== What is expected ==
Pictures aside, write out every record exactly as it appears.

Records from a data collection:
-----

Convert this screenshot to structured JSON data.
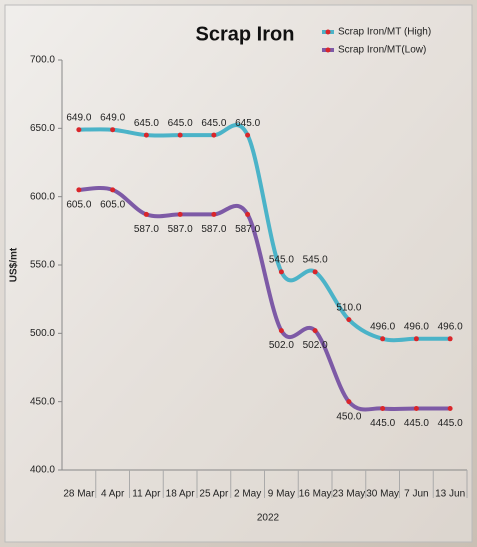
{
  "chart_data": {
    "type": "line",
    "title": "Scrap Iron",
    "x_label": "2022",
    "y_label": "US$/mt",
    "categories": [
      "28 Mar",
      "4 Apr",
      "11 Apr",
      "18 Apr",
      "25 Apr",
      "2 May",
      "9 May",
      "16 May",
      "23 May",
      "30 May",
      "7 Jun",
      "13 Jun"
    ],
    "series": [
      {
        "name": "Scrap Iron/MT (High)",
        "color": "#4bb3c8",
        "values": [
          649,
          649,
          645,
          645,
          645,
          645,
          545,
          545,
          510,
          496,
          496,
          496
        ],
        "value_labels": [
          "649.0",
          "649.0",
          "645.0",
          "645.0",
          "645.0",
          "645.0",
          "545.0",
          "545.0",
          "510.0",
          "496.0",
          "496.0",
          "496.0"
        ]
      },
      {
        "name": "Scrap Iron/MT(Low)",
        "color": "#7d5aa6",
        "values": [
          605,
          605,
          587,
          587,
          587,
          587,
          502,
          502,
          450,
          445,
          445,
          445
        ],
        "value_labels": [
          "605.0",
          "605.0",
          "587.0",
          "587.0",
          "587.0",
          "587.0",
          "502.0",
          "502.0",
          "450.0",
          "445.0",
          "445.0",
          "445.0"
        ]
      }
    ],
    "marker_color": "#d9262b",
    "ylim": [
      400,
      700
    ],
    "yticks": [
      {
        "value": 400,
        "label": "400.0"
      },
      {
        "value": 450,
        "label": "450.0"
      },
      {
        "value": 500,
        "label": "500.0"
      },
      {
        "value": 550,
        "label": "550.0"
      },
      {
        "value": 600,
        "label": "600.0"
      },
      {
        "value": 650,
        "label": "650.0"
      },
      {
        "value": 700,
        "label": "700.0"
      }
    ]
  }
}
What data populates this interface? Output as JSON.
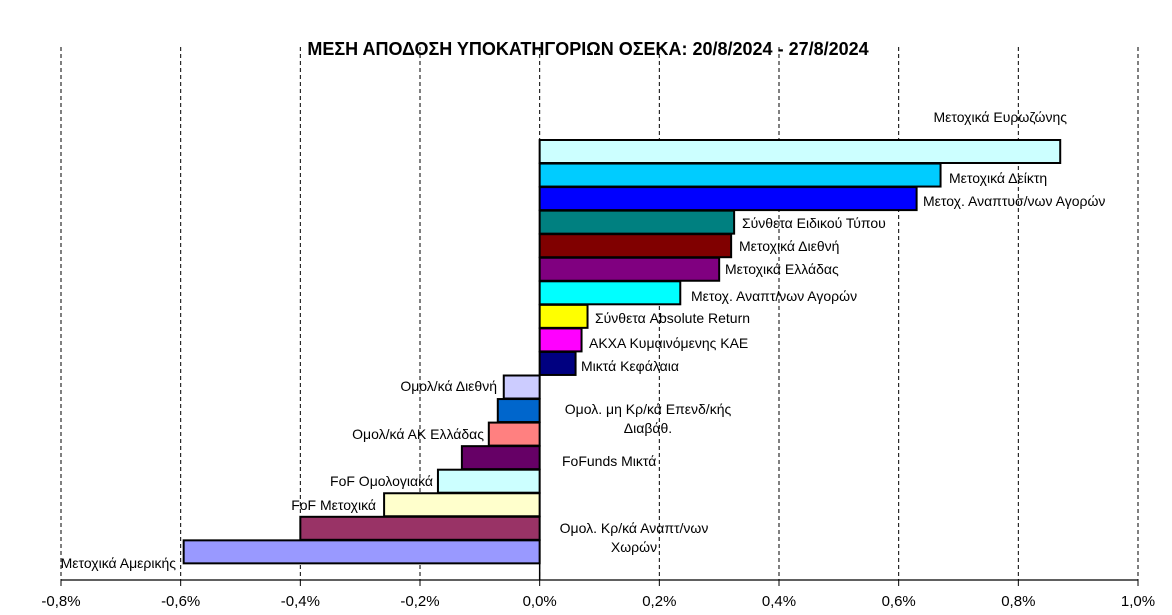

-----

== Result for this task ==
Convert this screenshot to structured JSON data.
{
  "chart_data": {
    "type": "line",
    "title": "Scrap Iron",
    "x_label": "2022",
    "y_label": "US$/mt",
    "categories": [
      "28 Mar",
      "4 Apr",
      "11 Apr",
      "18 Apr",
      "25 Apr",
      "2 May",
      "9 May",
      "16 May",
      "23 May",
      "30 May",
      "7 Jun",
      "13 Jun"
    ],
    "series": [
      {
        "name": "Scrap Iron/MT (High)",
        "color": "#4bb3c8",
        "values": [
          649,
          649,
          645,
          645,
          645,
          645,
          545,
          545,
          510,
          496,
          496,
          496
        ],
        "value_labels": [
          "649.0",
          "649.0",
          "645.0",
          "645.0",
          "645.0",
          "645.0",
          "545.0",
          "545.0",
          "510.0",
          "496.0",
          "496.0",
          "496.0"
        ]
      },
      {
        "name": "Scrap Iron/MT(Low)",
        "color": "#7d5aa6",
        "values": [
          605,
          605,
          587,
          587,
          587,
          587,
          502,
          502,
          450,
          445,
          445,
          445
        ],
        "value_labels": [
          "605.0",
          "605.0",
          "587.0",
          "587.0",
          "587.0",
          "587.0",
          "502.0",
          "502.0",
          "450.0",
          "445.0",
          "445.0",
          "445.0"
        ]
      }
    ],
    "marker_color": "#d9262b",
    "ylim": [
      400,
      700
    ],
    "yticks": [
      {
        "value": 400,
        "label": "400.0"
      },
      {
        "value": 450,
        "label": "450.0"
      },
      {
        "value": 500,
        "label": "500.0"
      },
      {
        "value": 550,
        "label": "550.0"
      },
      {
        "value": 600,
        "label": "600.0"
      },
      {
        "value": 650,
        "label": "650.0"
      },
      {
        "value": 700,
        "label": "700.0"
      }
    ]
  }
}
What data populates this interface? Output as JSON.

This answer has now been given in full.